### Items from a dataset

○ ○ ○

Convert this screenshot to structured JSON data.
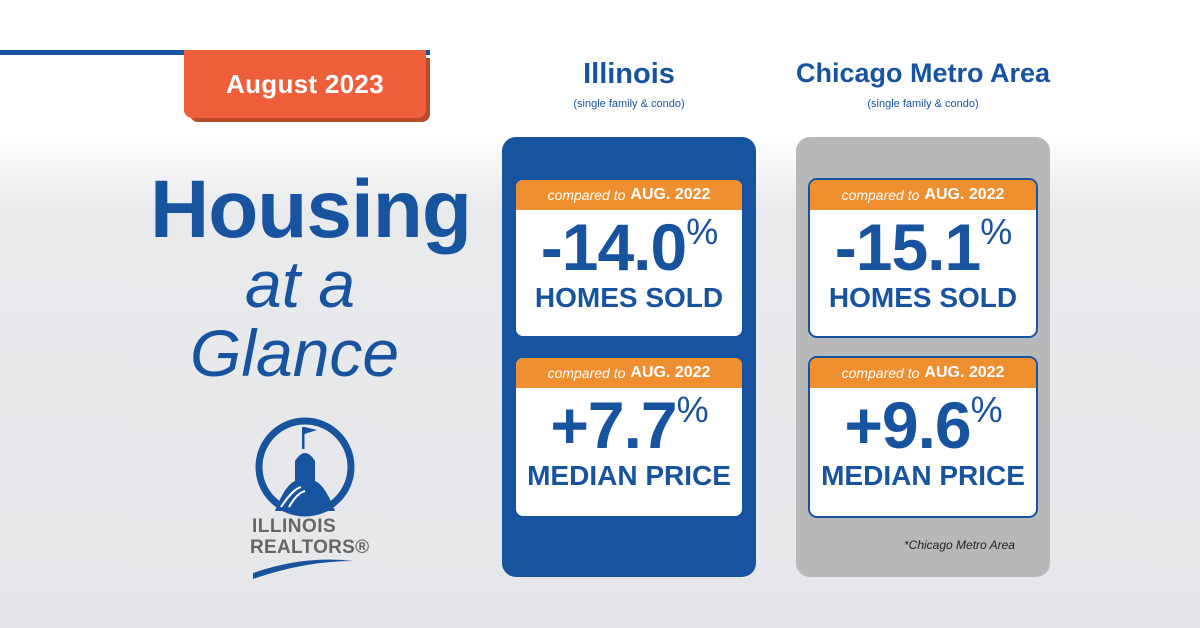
{
  "date_tab": "August 2023",
  "headline": {
    "line1": "Housing",
    "line2": "at a",
    "line3": "Glance"
  },
  "logo": {
    "line1": "ILLINOIS",
    "line2": "REALTORS®"
  },
  "columns": [
    {
      "title": "Illinois",
      "subtitle": "(single family & condo)",
      "cards": [
        {
          "compare_prefix": "compared to",
          "compare_period": "AUG. 2022",
          "value": "-14.0",
          "unit": "%",
          "label": "HOMES SOLD"
        },
        {
          "compare_prefix": "compared to",
          "compare_period": "AUG. 2022",
          "value": "+7.7",
          "unit": "%",
          "label": "MEDIAN PRICE"
        }
      ]
    },
    {
      "title": "Chicago Metro Area",
      "subtitle": "(single family & condo)",
      "cards": [
        {
          "compare_prefix": "compared to",
          "compare_period": "AUG. 2022",
          "value": "-15.1",
          "unit": "%",
          "label": "HOMES SOLD"
        },
        {
          "compare_prefix": "compared to",
          "compare_period": "AUG. 2022",
          "value": "+9.6",
          "unit": "%",
          "label": "MEDIAN PRICE"
        }
      ],
      "note": "*Chicago Metro Area"
    }
  ],
  "colors": {
    "brand_blue": "#17539f",
    "accent_orange": "#f08f2f",
    "tab_red": "#ef5f3c",
    "panel_gray": "#b7b8ba"
  }
}
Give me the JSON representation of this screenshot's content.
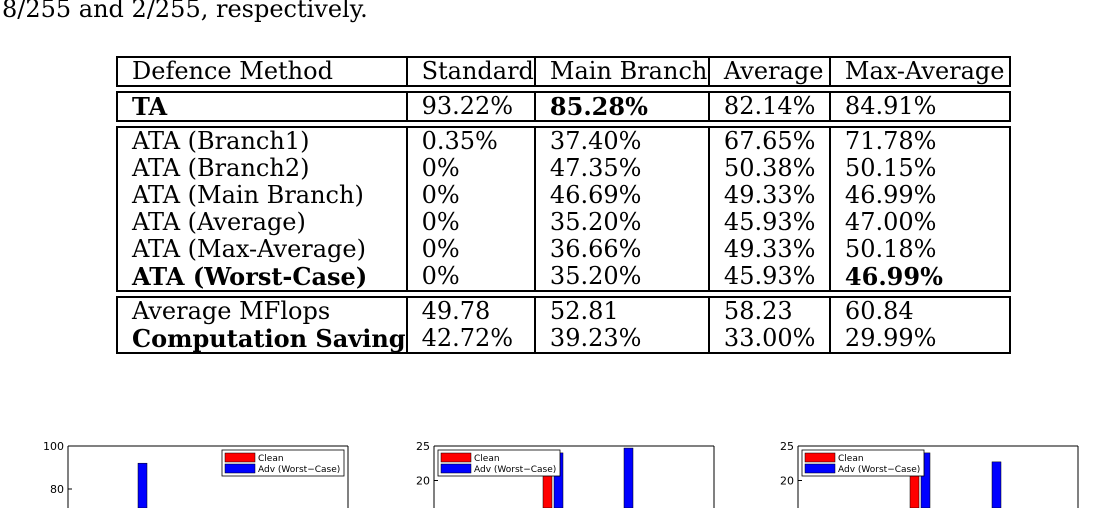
{
  "caption_tail": "8/255 and 2/255, respectively.",
  "table": {
    "header": [
      "Defence Method",
      "Standard",
      "Main Branch",
      "Average",
      "Max-Average"
    ],
    "group_ta": [
      {
        "cells": [
          "TA",
          "93.22%",
          "85.28%",
          "82.14%",
          "84.91%"
        ],
        "bold": [
          0,
          2
        ]
      }
    ],
    "group_ata": [
      {
        "cells": [
          "ATA (Branch1)",
          "0.35%",
          "37.40%",
          "67.65%",
          "71.78%"
        ],
        "bold": []
      },
      {
        "cells": [
          "ATA (Branch2)",
          "0%",
          "47.35%",
          "50.38%",
          "50.15%"
        ],
        "bold": []
      },
      {
        "cells": [
          "ATA (Main Branch)",
          "0%",
          "46.69%",
          "49.33%",
          "46.99%"
        ],
        "bold": []
      },
      {
        "cells": [
          "ATA (Average)",
          "0%",
          "35.20%",
          "45.93%",
          "47.00%"
        ],
        "bold": []
      },
      {
        "cells": [
          "ATA (Max-Average)",
          "0%",
          "36.66%",
          "49.33%",
          "50.18%"
        ],
        "bold": []
      },
      {
        "cells": [
          "ATA (Worst-Case)",
          "0%",
          "35.20%",
          "45.93%",
          "46.99%"
        ],
        "bold": [
          0,
          4
        ]
      }
    ],
    "group_cost": [
      {
        "cells": [
          "Average MFlops",
          "49.78",
          "52.81",
          "58.23",
          "60.84"
        ],
        "bold": []
      },
      {
        "cells": [
          "Computation Saving",
          "42.72%",
          "39.23%",
          "33.00%",
          "29.99%"
        ],
        "bold": [
          0
        ]
      }
    ]
  },
  "colors": {
    "clean": "#ff0000",
    "adv": "#0000ff"
  },
  "chart_data": [
    {
      "type": "bar",
      "ylim_visible": [
        75,
        100
      ],
      "yticks": [
        "100",
        "80"
      ],
      "ytick_values": [
        100,
        80
      ],
      "legend_position": "top-right",
      "series": [
        {
          "name": "Clean",
          "values": []
        },
        {
          "name": "Adv (Worst−Case)",
          "values": [
            92
          ]
        }
      ],
      "bars": [
        {
          "series": 1,
          "value": 92
        }
      ]
    },
    {
      "type": "bar",
      "ylim_visible": [
        18,
        25
      ],
      "yticks": [
        "25",
        "20"
      ],
      "ytick_values": [
        25,
        20
      ],
      "legend_position": "top-left",
      "series": [
        {
          "name": "Clean",
          "values": [
            21.5
          ]
        },
        {
          "name": "Adv (Worst−Case)",
          "values": [
            24,
            24.7
          ]
        }
      ],
      "bars": [
        {
          "series": 0,
          "value": 21.5
        },
        {
          "series": 1,
          "value": 24
        },
        {
          "series": 1,
          "value": 24.7
        }
      ]
    },
    {
      "type": "bar",
      "ylim_visible": [
        18,
        25
      ],
      "yticks": [
        "25",
        "20"
      ],
      "ytick_values": [
        25,
        20
      ],
      "legend_position": "top-left",
      "series": [
        {
          "name": "Clean",
          "values": [
            22.6
          ]
        },
        {
          "name": "Adv (Worst−Case)",
          "values": [
            24,
            22.7
          ]
        }
      ],
      "bars": [
        {
          "series": 0,
          "value": 22.6
        },
        {
          "series": 1,
          "value": 24
        },
        {
          "series": 1,
          "value": 22.7
        }
      ]
    }
  ]
}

○ ○ ○

### WHAT THE EXERCISE ASKS
Exclude the images, then output the data above word for word.

### WORKED SOLUTION
Convert this screenshot to structured JSON data.
{
  "date_tab": "August 2023",
  "headline": {
    "line1": "Housing",
    "line2": "at a",
    "line3": "Glance"
  },
  "logo": {
    "line1": "ILLINOIS",
    "line2": "REALTORS®"
  },
  "columns": [
    {
      "title": "Illinois",
      "subtitle": "(single family & condo)",
      "cards": [
        {
          "compare_prefix": "compared to",
          "compare_period": "AUG. 2022",
          "value": "-14.0",
          "unit": "%",
          "label": "HOMES SOLD"
        },
        {
          "compare_prefix": "compared to",
          "compare_period": "AUG. 2022",
          "value": "+7.7",
          "unit": "%",
          "label": "MEDIAN PRICE"
        }
      ]
    },
    {
      "title": "Chicago Metro Area",
      "subtitle": "(single family & condo)",
      "cards": [
        {
          "compare_prefix": "compared to",
          "compare_period": "AUG. 2022",
          "value": "-15.1",
          "unit": "%",
          "label": "HOMES SOLD"
        },
        {
          "compare_prefix": "compared to",
          "compare_period": "AUG. 2022",
          "value": "+9.6",
          "unit": "%",
          "label": "MEDIAN PRICE"
        }
      ],
      "note": "*Chicago Metro Area"
    }
  ],
  "colors": {
    "brand_blue": "#17539f",
    "accent_orange": "#f08f2f",
    "tab_red": "#ef5f3c",
    "panel_gray": "#b7b8ba"
  }
}
Give me the JSON representation of this screenshot's content.
{
  "caption_tail": "8/255 and 2/255, respectively.",
  "table": {
    "header": [
      "Defence Method",
      "Standard",
      "Main Branch",
      "Average",
      "Max-Average"
    ],
    "group_ta": [
      {
        "cells": [
          "TA",
          "93.22%",
          "85.28%",
          "82.14%",
          "84.91%"
        ],
        "bold": [
          0,
          2
        ]
      }
    ],
    "group_ata": [
      {
        "cells": [
          "ATA (Branch1)",
          "0.35%",
          "37.40%",
          "67.65%",
          "71.78%"
        ],
        "bold": []
      },
      {
        "cells": [
          "ATA (Branch2)",
          "0%",
          "47.35%",
          "50.38%",
          "50.15%"
        ],
        "bold": []
      },
      {
        "cells": [
          "ATA (Main Branch)",
          "0%",
          "46.69%",
          "49.33%",
          "46.99%"
        ],
        "bold": []
      },
      {
        "cells": [
          "ATA (Average)",
          "0%",
          "35.20%",
          "45.93%",
          "47.00%"
        ],
        "bold": []
      },
      {
        "cells": [
          "ATA (Max-Average)",
          "0%",
          "36.66%",
          "49.33%",
          "50.18%"
        ],
        "bold": []
      },
      {
        "cells": [
          "ATA (Worst-Case)",
          "0%",
          "35.20%",
          "45.93%",
          "46.99%"
        ],
        "bold": [
          0,
          4
        ]
      }
    ],
    "group_cost": [
      {
        "cells": [
          "Average MFlops",
          "49.78",
          "52.81",
          "58.23",
          "60.84"
        ],
        "bold": []
      },
      {
        "cells": [
          "Computation Saving",
          "42.72%",
          "39.23%",
          "33.00%",
          "29.99%"
        ],
        "bold": [
          0
        ]
      }
    ]
  },
  "colors": {
    "clean": "#ff0000",
    "adv": "#0000ff"
  },
  "chart_data": [
    {
      "type": "bar",
      "ylim_visible": [
        75,
        100
      ],
      "yticks": [
        "100",
        "80"
      ],
      "ytick_values": [
        100,
        80
      ],
      "legend_position": "top-right",
      "series": [
        {
          "name": "Clean",
          "values": []
        },
        {
          "name": "Adv (Worst−Case)",
          "values": [
            92
          ]
        }
      ],
      "bars": [
        {
          "series": 1,
          "value": 92
        }
      ]
    },
    {
      "type": "bar",
      "ylim_visible": [
        18,
        25
      ],
      "yticks": [
        "25",
        "20"
      ],
      "ytick_values": [
        25,
        20
      ],
      "legend_position": "top-left",
      "series": [
        {
          "name": "Clean",
          "values": [
            21.5
          ]
        },
        {
          "name": "Adv (Worst−Case)",
          "values": [
            24,
            24.7
          ]
        }
      ],
      "bars": [
        {
          "series": 0,
          "value": 21.5
        },
        {
          "series": 1,
          "value": 24
        },
        {
          "series": 1,
          "value": 24.7
        }
      ]
    },
    {
      "type": "bar",
      "ylim_visible": [
        18,
        25
      ],
      "yticks": [
        "25",
        "20"
      ],
      "ytick_values": [
        25,
        20
      ],
      "legend_position": "top-left",
      "series": [
        {
          "name": "Clean",
          "values": [
            22.6
          ]
        },
        {
          "name": "Adv (Worst−Case)",
          "values": [
            24,
            22.7
          ]
        }
      ],
      "bars": [
        {
          "series": 0,
          "value": 22.6
        },
        {
          "series": 1,
          "value": 24
        },
        {
          "series": 1,
          "value": 22.7
        }
      ]
    }
  ]
}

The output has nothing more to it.